Stored records

● ● ●

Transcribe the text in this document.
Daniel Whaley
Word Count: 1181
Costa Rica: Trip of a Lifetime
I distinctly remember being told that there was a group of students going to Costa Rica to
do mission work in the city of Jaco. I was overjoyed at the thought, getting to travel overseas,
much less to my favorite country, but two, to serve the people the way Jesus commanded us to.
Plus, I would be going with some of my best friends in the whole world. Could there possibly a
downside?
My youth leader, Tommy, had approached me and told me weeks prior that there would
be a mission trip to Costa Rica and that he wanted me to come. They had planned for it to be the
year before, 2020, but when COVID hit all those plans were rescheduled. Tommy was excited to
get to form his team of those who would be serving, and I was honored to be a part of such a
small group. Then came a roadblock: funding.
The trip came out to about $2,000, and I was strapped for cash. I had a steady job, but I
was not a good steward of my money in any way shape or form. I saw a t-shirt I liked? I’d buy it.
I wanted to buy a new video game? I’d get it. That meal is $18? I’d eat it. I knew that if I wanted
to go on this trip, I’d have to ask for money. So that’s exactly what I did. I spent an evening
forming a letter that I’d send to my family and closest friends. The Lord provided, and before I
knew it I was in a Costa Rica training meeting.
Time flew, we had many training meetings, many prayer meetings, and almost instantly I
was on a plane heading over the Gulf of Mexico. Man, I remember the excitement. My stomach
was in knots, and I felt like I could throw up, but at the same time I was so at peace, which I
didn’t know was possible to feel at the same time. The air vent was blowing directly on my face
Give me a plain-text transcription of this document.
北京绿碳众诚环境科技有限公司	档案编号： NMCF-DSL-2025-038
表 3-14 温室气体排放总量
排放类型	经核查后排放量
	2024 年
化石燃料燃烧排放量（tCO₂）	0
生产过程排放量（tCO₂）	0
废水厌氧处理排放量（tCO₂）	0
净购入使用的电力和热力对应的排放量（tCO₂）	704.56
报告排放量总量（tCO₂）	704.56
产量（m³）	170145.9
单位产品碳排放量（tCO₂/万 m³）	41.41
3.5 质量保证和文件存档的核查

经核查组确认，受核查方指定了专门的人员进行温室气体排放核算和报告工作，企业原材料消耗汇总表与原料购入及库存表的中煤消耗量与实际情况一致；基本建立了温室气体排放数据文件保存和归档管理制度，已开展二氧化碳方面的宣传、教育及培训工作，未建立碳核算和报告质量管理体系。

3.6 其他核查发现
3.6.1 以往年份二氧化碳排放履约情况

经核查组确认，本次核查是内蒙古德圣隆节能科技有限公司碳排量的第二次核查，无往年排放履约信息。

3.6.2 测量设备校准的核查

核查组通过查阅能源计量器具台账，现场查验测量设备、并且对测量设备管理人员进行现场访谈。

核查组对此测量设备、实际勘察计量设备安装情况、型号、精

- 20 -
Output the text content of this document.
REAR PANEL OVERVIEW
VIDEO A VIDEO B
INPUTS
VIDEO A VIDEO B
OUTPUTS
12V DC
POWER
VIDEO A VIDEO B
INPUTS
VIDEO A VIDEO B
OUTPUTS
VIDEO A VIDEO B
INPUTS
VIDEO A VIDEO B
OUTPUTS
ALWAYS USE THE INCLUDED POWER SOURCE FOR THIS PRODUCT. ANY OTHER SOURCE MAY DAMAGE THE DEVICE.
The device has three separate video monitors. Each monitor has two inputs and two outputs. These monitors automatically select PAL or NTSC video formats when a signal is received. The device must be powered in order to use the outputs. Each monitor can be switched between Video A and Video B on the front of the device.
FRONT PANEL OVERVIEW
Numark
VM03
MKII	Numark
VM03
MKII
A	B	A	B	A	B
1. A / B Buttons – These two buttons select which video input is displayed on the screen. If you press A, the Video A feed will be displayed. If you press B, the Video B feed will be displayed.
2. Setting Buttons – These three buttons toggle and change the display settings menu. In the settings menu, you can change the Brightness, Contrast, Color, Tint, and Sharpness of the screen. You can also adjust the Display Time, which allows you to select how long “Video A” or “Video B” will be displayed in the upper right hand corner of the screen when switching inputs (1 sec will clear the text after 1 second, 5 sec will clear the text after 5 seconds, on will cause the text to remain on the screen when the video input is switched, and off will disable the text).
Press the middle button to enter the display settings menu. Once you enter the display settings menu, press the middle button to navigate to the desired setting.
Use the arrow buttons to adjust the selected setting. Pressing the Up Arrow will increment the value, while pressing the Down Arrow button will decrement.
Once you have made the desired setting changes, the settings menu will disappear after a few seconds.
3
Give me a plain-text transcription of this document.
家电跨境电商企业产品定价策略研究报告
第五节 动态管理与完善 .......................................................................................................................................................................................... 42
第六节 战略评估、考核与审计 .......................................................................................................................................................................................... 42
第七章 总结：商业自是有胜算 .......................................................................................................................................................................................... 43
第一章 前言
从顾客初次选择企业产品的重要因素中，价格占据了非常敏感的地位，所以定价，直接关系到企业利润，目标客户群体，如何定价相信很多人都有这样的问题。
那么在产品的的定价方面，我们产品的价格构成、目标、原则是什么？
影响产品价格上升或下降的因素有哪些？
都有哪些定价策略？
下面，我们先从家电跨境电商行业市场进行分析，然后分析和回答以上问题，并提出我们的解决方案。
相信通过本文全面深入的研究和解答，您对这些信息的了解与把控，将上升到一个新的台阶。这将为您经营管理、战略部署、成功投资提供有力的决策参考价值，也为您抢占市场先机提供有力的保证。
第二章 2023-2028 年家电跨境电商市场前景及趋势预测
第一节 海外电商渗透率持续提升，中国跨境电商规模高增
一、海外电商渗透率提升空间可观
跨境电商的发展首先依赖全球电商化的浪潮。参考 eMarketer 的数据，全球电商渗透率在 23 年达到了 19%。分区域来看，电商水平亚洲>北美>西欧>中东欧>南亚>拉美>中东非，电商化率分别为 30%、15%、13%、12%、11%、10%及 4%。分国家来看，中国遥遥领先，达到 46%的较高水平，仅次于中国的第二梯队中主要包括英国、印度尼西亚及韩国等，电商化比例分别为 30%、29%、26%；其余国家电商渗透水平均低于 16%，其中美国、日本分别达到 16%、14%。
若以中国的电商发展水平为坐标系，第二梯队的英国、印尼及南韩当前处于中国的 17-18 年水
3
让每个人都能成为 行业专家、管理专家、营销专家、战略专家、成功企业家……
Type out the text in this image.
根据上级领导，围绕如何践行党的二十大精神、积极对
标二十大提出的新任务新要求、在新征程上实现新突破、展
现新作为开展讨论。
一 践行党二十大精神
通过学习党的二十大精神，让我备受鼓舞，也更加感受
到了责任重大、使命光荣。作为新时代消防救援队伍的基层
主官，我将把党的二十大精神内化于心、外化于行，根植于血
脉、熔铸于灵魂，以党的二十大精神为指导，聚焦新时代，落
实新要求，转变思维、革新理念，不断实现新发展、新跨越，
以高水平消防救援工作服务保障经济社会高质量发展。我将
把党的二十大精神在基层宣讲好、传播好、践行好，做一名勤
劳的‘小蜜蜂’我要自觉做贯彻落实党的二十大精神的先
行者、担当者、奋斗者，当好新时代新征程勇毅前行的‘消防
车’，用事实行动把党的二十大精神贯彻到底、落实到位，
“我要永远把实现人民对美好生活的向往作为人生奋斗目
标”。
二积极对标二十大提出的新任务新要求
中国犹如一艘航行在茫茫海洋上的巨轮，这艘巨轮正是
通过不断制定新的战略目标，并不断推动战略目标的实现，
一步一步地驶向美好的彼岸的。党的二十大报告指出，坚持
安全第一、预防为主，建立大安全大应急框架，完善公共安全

● ● ●

Where a line contains "knew", copy that line.

• Result below:
I wanted to buy a new video game? I’d get it. That meal is $18? I’d eat it. I knew that if I wanted
knew it I was in a Costa Rica training meeting.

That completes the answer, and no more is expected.